» **Data rows**:
•••

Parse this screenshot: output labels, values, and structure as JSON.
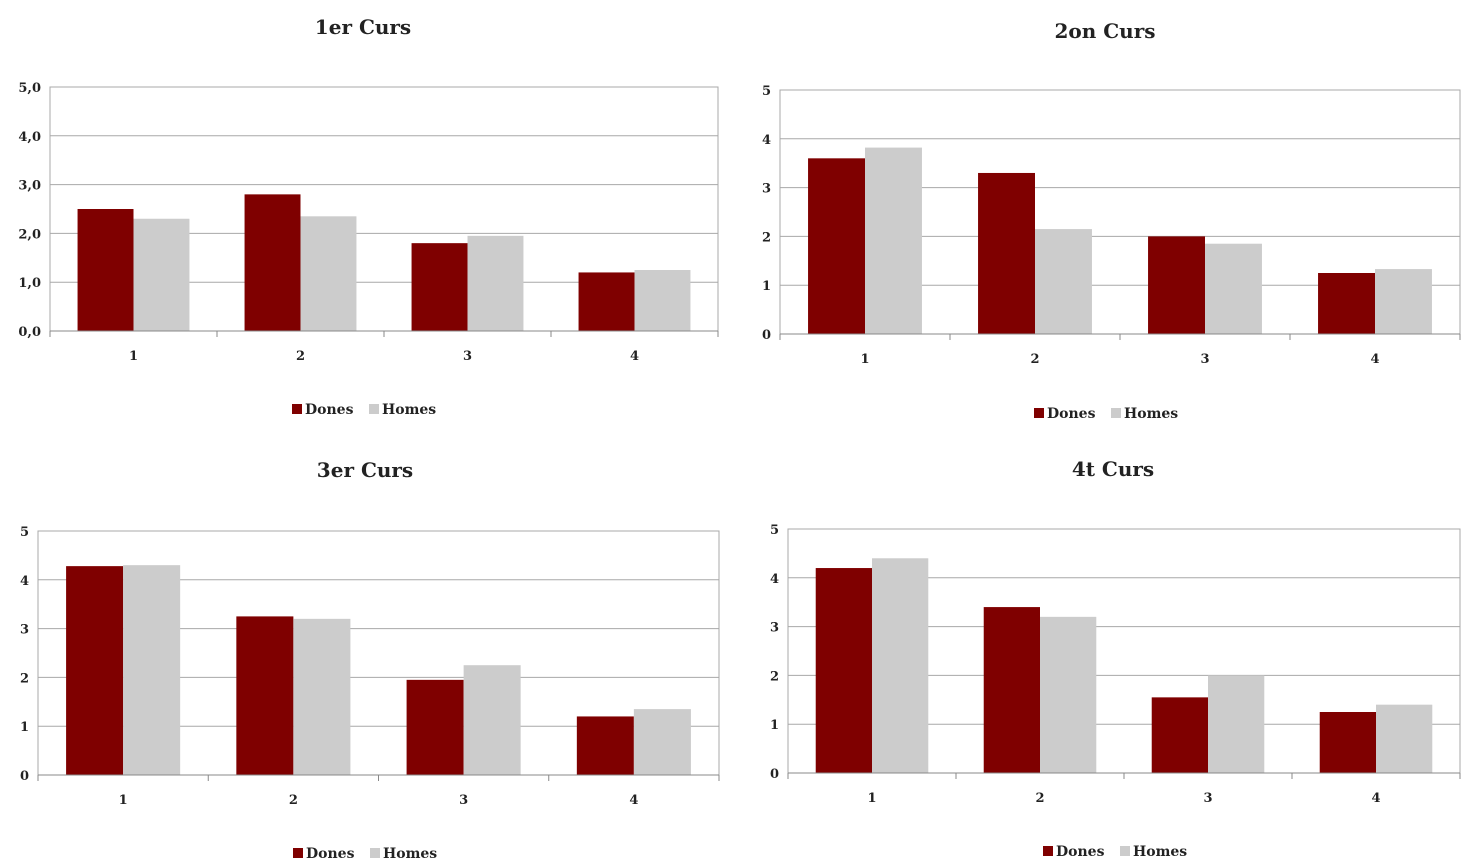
{
  "legend": {
    "women": "Dones",
    "men": "Homes"
  },
  "colors": {
    "women": "#7f0000",
    "men": "#cccccc"
  },
  "chart_data": [
    {
      "type": "bar",
      "title": "1er Curs",
      "categories": [
        "1",
        "2",
        "3",
        "4"
      ],
      "series": [
        {
          "name": "Dones",
          "values": [
            2.5,
            2.8,
            1.8,
            1.2
          ]
        },
        {
          "name": "Homes",
          "values": [
            2.3,
            2.35,
            1.95,
            1.25
          ]
        }
      ],
      "ylim": [
        0,
        5
      ],
      "yticks": [
        "0,0",
        "1,0",
        "2,0",
        "3,0",
        "4,0",
        "5,0"
      ],
      "grid": true,
      "legend_position": "bottom"
    },
    {
      "type": "bar",
      "title": "2on Curs",
      "categories": [
        "1",
        "2",
        "3",
        "4"
      ],
      "series": [
        {
          "name": "Dones",
          "values": [
            3.6,
            3.3,
            2.0,
            1.25
          ]
        },
        {
          "name": "Homes",
          "values": [
            3.82,
            2.15,
            1.85,
            1.33
          ]
        }
      ],
      "ylim": [
        0,
        5
      ],
      "yticks": [
        "0",
        "1",
        "2",
        "3",
        "4",
        "5"
      ],
      "grid": true,
      "legend_position": "bottom"
    },
    {
      "type": "bar",
      "title": "3er Curs",
      "categories": [
        "1",
        "2",
        "3",
        "4"
      ],
      "series": [
        {
          "name": "Dones",
          "values": [
            4.28,
            3.25,
            1.95,
            1.2
          ]
        },
        {
          "name": "Homes",
          "values": [
            4.3,
            3.2,
            2.25,
            1.35
          ]
        }
      ],
      "ylim": [
        0,
        5
      ],
      "yticks": [
        "0",
        "1",
        "2",
        "3",
        "4",
        "5"
      ],
      "grid": true,
      "legend_position": "bottom"
    },
    {
      "type": "bar",
      "title": "4t Curs",
      "categories": [
        "1",
        "2",
        "3",
        "4"
      ],
      "series": [
        {
          "name": "Dones",
          "values": [
            4.2,
            3.4,
            1.55,
            1.25
          ]
        },
        {
          "name": "Homes",
          "values": [
            4.4,
            3.2,
            2.0,
            1.4
          ]
        }
      ],
      "ylim": [
        0,
        5
      ],
      "yticks": [
        "0",
        "1",
        "2",
        "3",
        "4",
        "5"
      ],
      "grid": true,
      "legend_position": "bottom"
    }
  ]
}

•••

» **Written task**:
Transcribe the material as is, with images omitted.

» **Result of the exercise**:
Parse this screenshot: output labels, values, and structure as JSON.
{
  "legend": {
    "women": "Dones",
    "men": "Homes"
  },
  "colors": {
    "women": "#7f0000",
    "men": "#cccccc"
  },
  "chart_data": [
    {
      "type": "bar",
      "title": "1er Curs",
      "categories": [
        "1",
        "2",
        "3",
        "4"
      ],
      "series": [
        {
          "name": "Dones",
          "values": [
            2.5,
            2.8,
            1.8,
            1.2
          ]
        },
        {
          "name": "Homes",
          "values": [
            2.3,
            2.35,
            1.95,
            1.25
          ]
        }
      ],
      "ylim": [
        0,
        5
      ],
      "yticks": [
        "0,0",
        "1,0",
        "2,0",
        "3,0",
        "4,0",
        "5,0"
      ],
      "grid": true,
      "legend_position": "bottom"
    },
    {
      "type": "bar",
      "title": "2on Curs",
      "categories": [
        "1",
        "2",
        "3",
        "4"
      ],
      "series": [
        {
          "name": "Dones",
          "values": [
            3.6,
            3.3,
            2.0,
            1.25
          ]
        },
        {
          "name": "Homes",
          "values": [
            3.82,
            2.15,
            1.85,
            1.33
          ]
        }
      ],
      "ylim": [
        0,
        5
      ],
      "yticks": [
        "0",
        "1",
        "2",
        "3",
        "4",
        "5"
      ],
      "grid": true,
      "legend_position": "bottom"
    },
    {
      "type": "bar",
      "title": "3er Curs",
      "categories": [
        "1",
        "2",
        "3",
        "4"
      ],
      "series": [
        {
          "name": "Dones",
          "values": [
            4.28,
            3.25,
            1.95,
            1.2
          ]
        },
        {
          "name": "Homes",
          "values": [
            4.3,
            3.2,
            2.25,
            1.35
          ]
        }
      ],
      "ylim": [
        0,
        5
      ],
      "yticks": [
        "0",
        "1",
        "2",
        "3",
        "4",
        "5"
      ],
      "grid": true,
      "legend_position": "bottom"
    },
    {
      "type": "bar",
      "title": "4t Curs",
      "categories": [
        "1",
        "2",
        "3",
        "4"
      ],
      "series": [
        {
          "name": "Dones",
          "values": [
            4.2,
            3.4,
            1.55,
            1.25
          ]
        },
        {
          "name": "Homes",
          "values": [
            4.4,
            3.2,
            2.0,
            1.4
          ]
        }
      ],
      "ylim": [
        0,
        5
      ],
      "yticks": [
        "0",
        "1",
        "2",
        "3",
        "4",
        "5"
      ],
      "grid": true,
      "legend_position": "bottom"
    }
  ]
}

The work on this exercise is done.